---------- DATA SUPPLIED ----------
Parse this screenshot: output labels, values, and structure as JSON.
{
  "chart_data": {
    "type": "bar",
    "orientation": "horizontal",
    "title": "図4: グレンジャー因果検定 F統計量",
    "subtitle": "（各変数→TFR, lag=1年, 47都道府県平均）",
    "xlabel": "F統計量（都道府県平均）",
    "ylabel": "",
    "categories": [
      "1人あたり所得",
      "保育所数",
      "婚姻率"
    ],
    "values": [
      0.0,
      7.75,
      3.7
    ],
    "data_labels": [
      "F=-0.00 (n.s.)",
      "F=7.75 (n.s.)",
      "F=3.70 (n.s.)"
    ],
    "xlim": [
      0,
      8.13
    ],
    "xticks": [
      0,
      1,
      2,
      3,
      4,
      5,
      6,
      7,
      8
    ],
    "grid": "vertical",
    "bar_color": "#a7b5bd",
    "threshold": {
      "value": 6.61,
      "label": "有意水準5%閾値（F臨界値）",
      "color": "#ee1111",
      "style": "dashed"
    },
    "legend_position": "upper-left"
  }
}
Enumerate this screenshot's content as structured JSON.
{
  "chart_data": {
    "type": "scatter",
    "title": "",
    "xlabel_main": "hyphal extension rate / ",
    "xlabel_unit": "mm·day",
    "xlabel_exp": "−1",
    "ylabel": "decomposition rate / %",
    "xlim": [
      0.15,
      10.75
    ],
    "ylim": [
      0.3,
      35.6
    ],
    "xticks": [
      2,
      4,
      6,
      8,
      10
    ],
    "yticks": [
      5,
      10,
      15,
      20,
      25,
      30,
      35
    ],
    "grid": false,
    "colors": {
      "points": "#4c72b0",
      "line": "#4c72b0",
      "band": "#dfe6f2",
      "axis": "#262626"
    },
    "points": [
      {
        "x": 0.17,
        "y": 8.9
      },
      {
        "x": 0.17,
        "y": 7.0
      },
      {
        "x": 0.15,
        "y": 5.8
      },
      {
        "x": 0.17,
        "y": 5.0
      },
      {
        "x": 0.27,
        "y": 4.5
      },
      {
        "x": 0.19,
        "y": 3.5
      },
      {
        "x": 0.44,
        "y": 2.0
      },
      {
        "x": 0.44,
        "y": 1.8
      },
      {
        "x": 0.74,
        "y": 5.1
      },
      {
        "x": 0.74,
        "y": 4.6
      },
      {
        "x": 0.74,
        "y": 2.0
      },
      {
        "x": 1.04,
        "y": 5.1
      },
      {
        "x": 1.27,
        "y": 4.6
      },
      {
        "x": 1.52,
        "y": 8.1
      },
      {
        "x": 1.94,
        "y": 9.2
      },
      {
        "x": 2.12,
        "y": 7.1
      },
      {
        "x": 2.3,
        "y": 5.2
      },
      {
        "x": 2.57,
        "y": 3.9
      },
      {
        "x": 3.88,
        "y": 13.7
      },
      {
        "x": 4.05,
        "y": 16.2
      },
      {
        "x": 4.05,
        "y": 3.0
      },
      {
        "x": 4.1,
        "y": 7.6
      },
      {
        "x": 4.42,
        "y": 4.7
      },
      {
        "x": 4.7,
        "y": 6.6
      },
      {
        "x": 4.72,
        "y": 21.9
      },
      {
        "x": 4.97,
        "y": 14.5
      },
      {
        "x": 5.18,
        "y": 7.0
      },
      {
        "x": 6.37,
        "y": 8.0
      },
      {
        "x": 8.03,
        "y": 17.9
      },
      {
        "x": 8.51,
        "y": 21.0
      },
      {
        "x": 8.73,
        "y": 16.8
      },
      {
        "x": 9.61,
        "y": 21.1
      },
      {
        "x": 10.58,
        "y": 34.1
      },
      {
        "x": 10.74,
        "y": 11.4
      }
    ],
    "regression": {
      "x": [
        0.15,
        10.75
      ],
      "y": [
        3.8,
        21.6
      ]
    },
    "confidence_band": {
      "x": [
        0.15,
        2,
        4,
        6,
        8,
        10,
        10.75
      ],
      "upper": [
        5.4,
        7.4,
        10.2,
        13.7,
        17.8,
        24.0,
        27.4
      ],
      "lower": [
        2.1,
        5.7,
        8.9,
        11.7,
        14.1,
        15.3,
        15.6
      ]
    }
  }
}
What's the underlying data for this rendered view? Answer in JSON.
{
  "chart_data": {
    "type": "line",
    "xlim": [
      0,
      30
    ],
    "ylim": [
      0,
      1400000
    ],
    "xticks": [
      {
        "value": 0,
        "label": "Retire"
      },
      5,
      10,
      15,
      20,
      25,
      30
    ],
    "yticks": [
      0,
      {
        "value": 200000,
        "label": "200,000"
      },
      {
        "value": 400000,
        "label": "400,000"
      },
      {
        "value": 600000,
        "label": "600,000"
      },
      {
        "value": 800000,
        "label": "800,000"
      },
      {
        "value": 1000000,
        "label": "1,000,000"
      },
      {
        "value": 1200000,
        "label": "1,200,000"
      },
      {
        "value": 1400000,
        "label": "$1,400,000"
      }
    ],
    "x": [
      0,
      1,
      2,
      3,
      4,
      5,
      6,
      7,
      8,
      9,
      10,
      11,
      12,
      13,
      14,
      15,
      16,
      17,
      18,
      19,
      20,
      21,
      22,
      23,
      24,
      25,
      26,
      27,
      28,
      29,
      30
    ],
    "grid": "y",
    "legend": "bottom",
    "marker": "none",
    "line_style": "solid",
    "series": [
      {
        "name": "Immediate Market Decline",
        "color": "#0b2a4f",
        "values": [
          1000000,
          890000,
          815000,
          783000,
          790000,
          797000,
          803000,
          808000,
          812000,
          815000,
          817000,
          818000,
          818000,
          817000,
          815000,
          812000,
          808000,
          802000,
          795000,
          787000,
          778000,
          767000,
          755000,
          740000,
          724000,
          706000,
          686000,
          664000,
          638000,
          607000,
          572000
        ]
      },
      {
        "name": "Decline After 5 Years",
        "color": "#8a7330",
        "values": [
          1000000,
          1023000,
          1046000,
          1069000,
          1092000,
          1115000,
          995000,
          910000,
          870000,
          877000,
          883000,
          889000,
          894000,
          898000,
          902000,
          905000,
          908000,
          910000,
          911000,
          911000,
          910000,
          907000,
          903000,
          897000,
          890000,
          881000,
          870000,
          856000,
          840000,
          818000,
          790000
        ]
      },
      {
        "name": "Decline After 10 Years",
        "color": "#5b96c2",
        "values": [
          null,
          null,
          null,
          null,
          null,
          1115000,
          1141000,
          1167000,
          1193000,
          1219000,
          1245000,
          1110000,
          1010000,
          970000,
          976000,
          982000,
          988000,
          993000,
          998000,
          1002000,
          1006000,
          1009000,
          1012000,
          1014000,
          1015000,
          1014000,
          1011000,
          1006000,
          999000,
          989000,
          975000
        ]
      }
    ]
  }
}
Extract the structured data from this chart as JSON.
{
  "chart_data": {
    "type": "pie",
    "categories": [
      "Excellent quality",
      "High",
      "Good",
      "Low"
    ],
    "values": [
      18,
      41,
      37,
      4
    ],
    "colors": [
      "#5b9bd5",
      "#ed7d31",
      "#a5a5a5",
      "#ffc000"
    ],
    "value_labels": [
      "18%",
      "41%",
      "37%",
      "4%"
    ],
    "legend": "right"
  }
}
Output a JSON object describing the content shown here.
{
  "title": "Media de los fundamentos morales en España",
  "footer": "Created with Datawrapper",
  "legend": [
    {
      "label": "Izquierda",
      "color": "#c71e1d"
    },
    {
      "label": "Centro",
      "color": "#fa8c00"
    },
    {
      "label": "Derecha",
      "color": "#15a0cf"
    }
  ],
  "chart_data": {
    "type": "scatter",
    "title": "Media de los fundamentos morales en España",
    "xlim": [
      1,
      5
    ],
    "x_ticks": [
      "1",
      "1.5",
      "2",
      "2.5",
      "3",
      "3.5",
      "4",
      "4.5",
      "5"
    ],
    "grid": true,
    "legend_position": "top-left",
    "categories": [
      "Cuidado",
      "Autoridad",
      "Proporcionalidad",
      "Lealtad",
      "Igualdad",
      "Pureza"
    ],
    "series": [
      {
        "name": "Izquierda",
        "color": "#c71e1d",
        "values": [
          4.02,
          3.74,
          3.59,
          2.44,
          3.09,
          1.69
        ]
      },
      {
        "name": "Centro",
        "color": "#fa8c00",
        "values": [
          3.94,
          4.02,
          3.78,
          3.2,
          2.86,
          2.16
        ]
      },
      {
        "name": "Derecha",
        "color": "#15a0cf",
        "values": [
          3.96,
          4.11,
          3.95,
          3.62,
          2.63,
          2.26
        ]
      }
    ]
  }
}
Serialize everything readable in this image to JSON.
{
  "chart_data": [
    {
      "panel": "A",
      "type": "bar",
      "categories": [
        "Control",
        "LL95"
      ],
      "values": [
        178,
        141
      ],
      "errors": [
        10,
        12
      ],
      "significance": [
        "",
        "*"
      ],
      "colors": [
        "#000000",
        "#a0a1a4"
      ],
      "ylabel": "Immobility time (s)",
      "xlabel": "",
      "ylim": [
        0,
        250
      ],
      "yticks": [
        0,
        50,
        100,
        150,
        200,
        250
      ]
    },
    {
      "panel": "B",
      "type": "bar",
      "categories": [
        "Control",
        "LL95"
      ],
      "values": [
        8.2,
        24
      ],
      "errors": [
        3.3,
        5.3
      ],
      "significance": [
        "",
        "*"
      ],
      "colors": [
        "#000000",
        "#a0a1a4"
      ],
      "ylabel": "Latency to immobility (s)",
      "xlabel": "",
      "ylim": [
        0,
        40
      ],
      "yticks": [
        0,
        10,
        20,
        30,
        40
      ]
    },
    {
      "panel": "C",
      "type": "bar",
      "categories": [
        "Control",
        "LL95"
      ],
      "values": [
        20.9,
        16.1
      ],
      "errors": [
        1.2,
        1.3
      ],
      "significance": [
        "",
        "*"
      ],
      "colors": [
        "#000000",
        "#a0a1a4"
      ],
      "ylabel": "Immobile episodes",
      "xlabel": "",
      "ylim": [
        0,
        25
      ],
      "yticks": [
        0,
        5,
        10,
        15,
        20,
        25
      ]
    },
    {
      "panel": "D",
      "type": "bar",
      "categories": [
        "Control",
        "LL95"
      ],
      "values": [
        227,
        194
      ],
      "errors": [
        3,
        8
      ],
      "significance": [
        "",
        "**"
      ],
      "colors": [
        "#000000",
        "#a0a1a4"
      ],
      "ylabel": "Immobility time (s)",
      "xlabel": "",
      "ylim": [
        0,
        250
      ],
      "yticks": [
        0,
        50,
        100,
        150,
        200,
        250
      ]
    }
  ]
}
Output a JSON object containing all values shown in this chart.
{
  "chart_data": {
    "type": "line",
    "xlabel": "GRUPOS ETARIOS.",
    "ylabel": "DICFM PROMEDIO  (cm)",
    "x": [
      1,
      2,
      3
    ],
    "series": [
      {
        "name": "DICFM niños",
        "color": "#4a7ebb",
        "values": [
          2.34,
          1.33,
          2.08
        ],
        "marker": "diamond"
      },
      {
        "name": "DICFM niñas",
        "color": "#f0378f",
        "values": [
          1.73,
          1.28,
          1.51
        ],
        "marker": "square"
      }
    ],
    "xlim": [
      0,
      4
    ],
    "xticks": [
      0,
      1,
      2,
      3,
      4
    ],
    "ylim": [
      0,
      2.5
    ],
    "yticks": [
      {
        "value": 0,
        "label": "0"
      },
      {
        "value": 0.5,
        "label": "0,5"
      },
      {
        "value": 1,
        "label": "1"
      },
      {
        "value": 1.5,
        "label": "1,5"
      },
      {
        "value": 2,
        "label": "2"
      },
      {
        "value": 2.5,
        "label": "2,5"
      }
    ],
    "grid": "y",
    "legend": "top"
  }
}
----------
§ **WHAT THE EXERCISE ASKS**: Find the word "DICFM" and list each line it appears in.

§ **SOLUTION TO THIS EXERCISE**:
    "ylabel": "DICFM PROMEDIO  (cm)",
        "name": "DICFM niños",
        "name": "DICFM niñas",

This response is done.